Records contained in a dataset:
'''
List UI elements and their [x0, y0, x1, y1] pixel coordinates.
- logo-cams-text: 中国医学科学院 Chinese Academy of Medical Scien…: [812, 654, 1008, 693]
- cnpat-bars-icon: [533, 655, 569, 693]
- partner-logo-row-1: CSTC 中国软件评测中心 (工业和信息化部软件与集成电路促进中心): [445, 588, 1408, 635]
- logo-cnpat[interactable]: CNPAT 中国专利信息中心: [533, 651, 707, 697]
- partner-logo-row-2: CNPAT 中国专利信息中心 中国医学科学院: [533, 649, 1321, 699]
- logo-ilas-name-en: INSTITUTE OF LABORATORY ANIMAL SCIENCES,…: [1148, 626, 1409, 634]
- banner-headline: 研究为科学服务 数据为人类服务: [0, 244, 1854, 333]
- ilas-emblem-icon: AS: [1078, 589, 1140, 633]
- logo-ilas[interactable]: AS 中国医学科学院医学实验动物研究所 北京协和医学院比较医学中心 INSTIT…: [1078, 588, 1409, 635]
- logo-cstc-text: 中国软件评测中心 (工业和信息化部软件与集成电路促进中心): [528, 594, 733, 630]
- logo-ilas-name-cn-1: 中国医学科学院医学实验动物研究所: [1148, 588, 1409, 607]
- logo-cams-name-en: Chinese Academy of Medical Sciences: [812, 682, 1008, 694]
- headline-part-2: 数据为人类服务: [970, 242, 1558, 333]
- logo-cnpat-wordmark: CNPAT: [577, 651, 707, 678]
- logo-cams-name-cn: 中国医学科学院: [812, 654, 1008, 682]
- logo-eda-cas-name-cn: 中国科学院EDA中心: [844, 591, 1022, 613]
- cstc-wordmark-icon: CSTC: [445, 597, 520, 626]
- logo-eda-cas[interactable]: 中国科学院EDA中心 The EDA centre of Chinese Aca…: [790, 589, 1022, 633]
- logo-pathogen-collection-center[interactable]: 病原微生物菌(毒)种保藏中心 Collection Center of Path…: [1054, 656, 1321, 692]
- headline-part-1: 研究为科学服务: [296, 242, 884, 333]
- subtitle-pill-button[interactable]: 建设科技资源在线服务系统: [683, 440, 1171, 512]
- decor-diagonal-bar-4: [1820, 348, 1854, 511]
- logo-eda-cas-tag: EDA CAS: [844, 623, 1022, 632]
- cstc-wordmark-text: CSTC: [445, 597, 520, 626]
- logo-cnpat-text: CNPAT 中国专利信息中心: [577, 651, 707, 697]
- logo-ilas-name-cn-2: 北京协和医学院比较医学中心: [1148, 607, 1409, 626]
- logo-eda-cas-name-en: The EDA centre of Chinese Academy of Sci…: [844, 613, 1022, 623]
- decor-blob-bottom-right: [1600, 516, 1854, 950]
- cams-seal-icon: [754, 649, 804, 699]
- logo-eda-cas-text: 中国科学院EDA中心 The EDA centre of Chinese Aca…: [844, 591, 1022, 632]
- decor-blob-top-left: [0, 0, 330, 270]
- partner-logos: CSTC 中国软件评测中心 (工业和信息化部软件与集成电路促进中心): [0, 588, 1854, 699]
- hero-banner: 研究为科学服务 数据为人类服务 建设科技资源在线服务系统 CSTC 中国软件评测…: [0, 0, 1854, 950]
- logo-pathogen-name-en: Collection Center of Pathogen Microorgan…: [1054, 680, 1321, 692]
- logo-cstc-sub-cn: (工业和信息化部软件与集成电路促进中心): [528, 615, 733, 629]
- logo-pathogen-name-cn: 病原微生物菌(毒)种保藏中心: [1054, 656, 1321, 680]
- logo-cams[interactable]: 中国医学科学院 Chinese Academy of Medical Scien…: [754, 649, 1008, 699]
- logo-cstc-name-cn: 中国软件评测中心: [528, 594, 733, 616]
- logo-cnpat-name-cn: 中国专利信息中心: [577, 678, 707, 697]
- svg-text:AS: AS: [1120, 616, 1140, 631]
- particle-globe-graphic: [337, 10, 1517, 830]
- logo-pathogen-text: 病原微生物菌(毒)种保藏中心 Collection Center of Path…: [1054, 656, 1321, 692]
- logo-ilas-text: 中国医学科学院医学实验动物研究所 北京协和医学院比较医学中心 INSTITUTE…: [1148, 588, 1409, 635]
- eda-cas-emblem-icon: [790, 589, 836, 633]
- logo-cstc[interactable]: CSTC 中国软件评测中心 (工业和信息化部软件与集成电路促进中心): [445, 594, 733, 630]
'''
Transcribe all of the data above, keeping each line exactly as it stands.

List UI elements and their [x0, y0, x1, y1] pixel coordinates.
- logo-cams-text: 中国医学科学院 Chinese Academy of Medical Scien…: [812, 654, 1008, 693]
- cnpat-bars-icon: [533, 655, 569, 693]
- partner-logo-row-1: CSTC 中国软件评测中心 (工业和信息化部软件与集成电路促进中心): [445, 588, 1408, 635]
- logo-cnpat[interactable]: CNPAT 中国专利信息中心: [533, 651, 707, 697]
- partner-logo-row-2: CNPAT 中国专利信息中心 中国医学科学院: [533, 649, 1321, 699]
- logo-ilas-name-en: INSTITUTE OF LABORATORY ANIMAL SCIENCES,…: [1148, 626, 1409, 634]
- banner-headline: 研究为科学服务 数据为人类服务: [0, 244, 1854, 333]
- ilas-emblem-icon: AS: [1078, 589, 1140, 633]
- logo-ilas[interactable]: AS 中国医学科学院医学实验动物研究所 北京协和医学院比较医学中心 INSTIT…: [1078, 588, 1409, 635]
- logo-cstc-text: 中国软件评测中心 (工业和信息化部软件与集成电路促进中心): [528, 594, 733, 630]
- logo-ilas-name-cn-1: 中国医学科学院医学实验动物研究所: [1148, 588, 1409, 607]
- logo-cams-name-en: Chinese Academy of Medical Sciences: [812, 682, 1008, 694]
- headline-part-2: 数据为人类服务: [970, 242, 1558, 333]
- logo-cnpat-wordmark: CNPAT: [577, 651, 707, 678]
- logo-cams-name-cn: 中国医学科学院: [812, 654, 1008, 682]
- logo-eda-cas-name-cn: 中国科学院EDA中心: [844, 591, 1022, 613]
- cstc-wordmark-icon: CSTC: [445, 597, 520, 626]
- logo-eda-cas[interactable]: 中国科学院EDA中心 The EDA centre of Chinese Aca…: [790, 589, 1022, 633]
- logo-pathogen-collection-center[interactable]: 病原微生物菌(毒)种保藏中心 Collection Center of Path…: [1054, 656, 1321, 692]
- headline-part-1: 研究为科学服务: [296, 242, 884, 333]
- subtitle-pill-button[interactable]: 建设科技资源在线服务系统: [683, 440, 1171, 512]
- decor-diagonal-bar-4: [1820, 348, 1854, 511]
- logo-eda-cas-tag: EDA CAS: [844, 623, 1022, 632]
- cstc-wordmark-text: CSTC: [445, 597, 520, 626]
- logo-cnpat-text: CNPAT 中国专利信息中心: [577, 651, 707, 697]
- logo-ilas-name-cn-2: 北京协和医学院比较医学中心: [1148, 607, 1409, 626]
- logo-eda-cas-name-en: The EDA centre of Chinese Academy of Sci…: [844, 613, 1022, 623]
- decor-blob-bottom-right: [1600, 516, 1854, 950]
- cams-seal-icon: [754, 649, 804, 699]
- logo-eda-cas-text: 中国科学院EDA中心 The EDA centre of Chinese Aca…: [844, 591, 1022, 632]
- decor-blob-top-left: [0, 0, 330, 270]
- partner-logos: CSTC 中国软件评测中心 (工业和信息化部软件与集成电路促进中心): [0, 588, 1854, 699]
- hero-banner: 研究为科学服务 数据为人类服务 建设科技资源在线服务系统 CSTC 中国软件评测…: [0, 0, 1854, 950]
- logo-pathogen-name-en: Collection Center of Pathogen Microorgan…: [1054, 680, 1321, 692]
- logo-cstc-sub-cn: (工业和信息化部软件与集成电路促进中心): [528, 615, 733, 629]
- logo-pathogen-name-cn: 病原微生物菌(毒)种保藏中心: [1054, 656, 1321, 680]
- logo-cams[interactable]: 中国医学科学院 Chinese Academy of Medical Scien…: [754, 649, 1008, 699]
- logo-cstc-name-cn: 中国软件评测中心: [528, 594, 733, 616]
- logo-cnpat-name-cn: 中国专利信息中心: [577, 678, 707, 697]
- svg-text:AS: AS: [1120, 616, 1140, 631]
- particle-globe-graphic: [337, 10, 1517, 830]
- logo-pathogen-text: 病原微生物菌(毒)种保藏中心 Collection Center of Path…: [1054, 656, 1321, 692]
- logo-ilas-text: 中国医学科学院医学实验动物研究所 北京协和医学院比较医学中心 INSTITUTE…: [1148, 588, 1409, 635]
- eda-cas-emblem-icon: [790, 589, 836, 633]
- logo-cstc[interactable]: CSTC 中国软件评测中心 (工业和信息化部软件与集成电路促进中心): [445, 594, 733, 630]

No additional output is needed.